**Exercise details**
Extract each record and reproduce it exactly.
----
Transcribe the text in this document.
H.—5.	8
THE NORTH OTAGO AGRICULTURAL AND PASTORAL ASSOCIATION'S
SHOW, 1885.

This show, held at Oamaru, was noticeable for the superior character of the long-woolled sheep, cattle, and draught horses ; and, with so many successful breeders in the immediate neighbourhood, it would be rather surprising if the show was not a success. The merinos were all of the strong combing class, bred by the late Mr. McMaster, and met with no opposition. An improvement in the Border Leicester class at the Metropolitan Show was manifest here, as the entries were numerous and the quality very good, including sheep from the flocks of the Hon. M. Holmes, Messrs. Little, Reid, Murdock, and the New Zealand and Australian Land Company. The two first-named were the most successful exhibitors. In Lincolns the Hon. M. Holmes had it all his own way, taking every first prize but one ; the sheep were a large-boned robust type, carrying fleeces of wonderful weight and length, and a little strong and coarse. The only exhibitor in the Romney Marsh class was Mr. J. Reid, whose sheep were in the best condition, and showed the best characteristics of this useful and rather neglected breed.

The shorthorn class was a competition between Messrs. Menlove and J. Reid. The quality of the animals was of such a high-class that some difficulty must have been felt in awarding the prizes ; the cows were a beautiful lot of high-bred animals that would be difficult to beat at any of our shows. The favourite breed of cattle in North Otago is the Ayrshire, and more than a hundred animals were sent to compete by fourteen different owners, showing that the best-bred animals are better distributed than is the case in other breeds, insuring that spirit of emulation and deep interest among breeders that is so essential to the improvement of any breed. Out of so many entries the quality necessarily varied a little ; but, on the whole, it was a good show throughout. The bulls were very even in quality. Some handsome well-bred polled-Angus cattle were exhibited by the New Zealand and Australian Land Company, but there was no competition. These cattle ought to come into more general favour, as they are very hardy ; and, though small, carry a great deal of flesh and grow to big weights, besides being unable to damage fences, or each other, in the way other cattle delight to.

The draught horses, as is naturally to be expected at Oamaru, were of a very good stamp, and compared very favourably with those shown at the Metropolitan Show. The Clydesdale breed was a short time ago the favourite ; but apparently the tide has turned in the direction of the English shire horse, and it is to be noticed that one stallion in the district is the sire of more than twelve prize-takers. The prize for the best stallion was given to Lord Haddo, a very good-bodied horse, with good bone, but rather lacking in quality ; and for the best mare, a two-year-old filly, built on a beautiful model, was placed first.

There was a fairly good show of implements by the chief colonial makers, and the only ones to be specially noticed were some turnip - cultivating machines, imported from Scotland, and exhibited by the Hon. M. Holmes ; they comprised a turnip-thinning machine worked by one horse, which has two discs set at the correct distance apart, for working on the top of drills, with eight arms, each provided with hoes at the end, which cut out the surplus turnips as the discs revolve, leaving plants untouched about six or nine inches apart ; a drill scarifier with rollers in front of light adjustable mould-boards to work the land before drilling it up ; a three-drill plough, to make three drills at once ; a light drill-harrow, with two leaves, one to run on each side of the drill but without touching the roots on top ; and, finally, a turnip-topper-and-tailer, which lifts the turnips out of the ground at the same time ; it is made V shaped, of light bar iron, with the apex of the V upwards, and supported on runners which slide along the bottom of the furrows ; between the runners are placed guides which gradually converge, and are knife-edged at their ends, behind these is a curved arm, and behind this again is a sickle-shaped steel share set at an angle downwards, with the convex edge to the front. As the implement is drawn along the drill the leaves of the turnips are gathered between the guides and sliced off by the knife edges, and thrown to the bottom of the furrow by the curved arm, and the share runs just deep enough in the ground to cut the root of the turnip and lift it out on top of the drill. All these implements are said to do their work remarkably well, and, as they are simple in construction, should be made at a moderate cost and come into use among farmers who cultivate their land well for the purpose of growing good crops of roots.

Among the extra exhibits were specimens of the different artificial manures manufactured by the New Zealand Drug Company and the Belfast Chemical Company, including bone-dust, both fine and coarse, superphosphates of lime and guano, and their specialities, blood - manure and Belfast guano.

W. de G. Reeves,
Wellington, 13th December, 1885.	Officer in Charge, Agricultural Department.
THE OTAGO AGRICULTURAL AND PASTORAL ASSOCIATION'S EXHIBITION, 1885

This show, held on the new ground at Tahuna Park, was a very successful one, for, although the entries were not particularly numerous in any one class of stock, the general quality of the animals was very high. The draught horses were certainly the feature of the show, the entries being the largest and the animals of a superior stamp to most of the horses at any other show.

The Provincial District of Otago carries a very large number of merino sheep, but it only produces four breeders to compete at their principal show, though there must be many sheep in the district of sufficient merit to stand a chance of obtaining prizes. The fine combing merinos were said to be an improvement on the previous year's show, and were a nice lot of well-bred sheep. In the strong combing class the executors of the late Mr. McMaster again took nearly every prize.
----
**Solution**
Transcribe the text in this document.
H.—5.	8
THE NORTH OTAGO AGRICULTURAL AND PASTORAL ASSOCIATION'S
SHOW, 1885.

This show, held at Oamaru, was noticeable for the superior character of the long-woolled sheep, cattle, and draught horses ; and, with so many successful breeders in the immediate neighbourhood, it would be rather surprising if the show was not a success. The merinos were all of the strong combing class, bred by the late Mr. McMaster, and met with no opposition. An improvement in the Border Leicester class at the Metropolitan Show was manifest here, as the entries were numerous and the quality very good, including sheep from the flocks of the Hon. M. Holmes, Messrs. Little, Reid, Murdock, and the New Zealand and Australian Land Company. The two first-named were the most successful exhibitors. In Lincolns the Hon. M. Holmes had it all his own way, taking every first prize but one ; the sheep were a large-boned robust type, carrying fleeces of wonderful weight and length, and a little strong and coarse. The only exhibitor in the Romney Marsh class was Mr. J. Reid, whose sheep were in the best condition, and showed the best characteristics of this useful and rather neglected breed.

The shorthorn class was a competition between Messrs. Menlove and J. Reid. The quality of the animals was of such a high-class that some difficulty must have been felt in awarding the prizes ; the cows were a beautiful lot of high-bred animals that would be difficult to beat at any of our shows. The favourite breed of cattle in North Otago is the Ayrshire, and more than a hundred animals were sent to compete by fourteen different owners, showing that the best-bred animals are better distributed than is the case in other breeds, insuring that spirit of emulation and deep interest among breeders that is so essential to the improvement of any breed. Out of so many entries the quality necessarily varied a little ; but, on the whole, it was a good show throughout. The bulls were very even in quality. Some handsome well-bred polled-Angus cattle were exhibited by the New Zealand and Australian Land Company, but there was no competition. These cattle ought to come into more general favour, as they are very hardy ; and, though small, carry a great deal of flesh and grow to big weights, besides being unable to damage fences, or each other, in the way other cattle delight to.

The draught horses, as is naturally to be expected at Oamaru, were of a very good stamp, and compared very favourably with those shown at the Metropolitan Show. The Clydesdale breed was a short time ago the favourite ; but apparently the tide has turned in the direction of the English shire horse, and it is to be noticed that one stallion in the district is the sire of more than twelve prize-takers. The prize for the best stallion was given to Lord Haddo, a very good-bodied horse, with good bone, but rather lacking in quality ; and for the best mare, a two-year-old filly, built on a beautiful model, was placed first.

There was a fairly good show of implements by the chief colonial makers, and the only ones to be specially noticed were some turnip - cultivating machines, imported from Scotland, and exhibited by the Hon. M. Holmes ; they comprised a turnip-thinning machine worked by one horse, which has two discs set at the correct distance apart, for working on the top of drills, with eight arms, each provided with hoes at the end, which cut out the surplus turnips as the discs revolve, leaving plants untouched about six or nine inches apart ; a drill scarifier with rollers in front of light adjustable mould-boards to work the land before drilling it up ; a three-drill plough, to make three drills at once ; a light drill-harrow, with two leaves, one to run on each side of the drill but without touching the roots on top ; and, finally, a turnip-topper-and-tailer, which lifts the turnips out of the ground at the same time ; it is made V shaped, of light bar iron, with the apex of the V upwards, and supported on runners which slide along the bottom of the furrows ; between the runners are placed guides which gradually converge, and are knife-edged at their ends, behind these is a curved arm, and behind this again is a sickle-shaped steel share set at an angle downwards, with the convex edge to the front. As the implement is drawn along the drill the leaves of the turnips are gathered between the guides and sliced off by the knife edges, and thrown to the bottom of the furrow by the curved arm, and the share runs just deep enough in the ground to cut the root of the turnip and lift it out on top of the drill. All these implements are said to do their work remarkably well, and, as they are simple in construction, should be made at a moderate cost and come into use among farmers who cultivate their land well for the purpose of growing good crops of roots.

Among the extra exhibits were specimens of the different artificial manures manufactured by the New Zealand Drug Company and the Belfast Chemical Company, including bone-dust, both fine and coarse, superphosphates of lime and guano, and their specialities, blood - manure and Belfast guano.

W. de G. Reeves,
Wellington, 13th December, 1885.	Officer in Charge, Agricultural Department.
THE OTAGO AGRICULTURAL AND PASTORAL ASSOCIATION'S EXHIBITION, 1885

This show, held on the new ground at Tahuna Park, was a very successful one, for, although the entries were not particularly numerous in any one class of stock, the general quality of the animals was very high. The draught horses were certainly the feature of the show, the entries being the largest and the animals of a superior stamp to most of the horses at any other show.

The Provincial District of Otago carries a very large number of merino sheep, but it only produces four breeders to compete at their principal show, though there must be many sheep in the district of sufficient merit to stand a chance of obtaining prizes. The fine combing merinos were said to be an improvement on the previous year's show, and were a nice lot of well-bred sheep. In the strong combing class the executors of the late Mr. McMaster again took nearly every prize.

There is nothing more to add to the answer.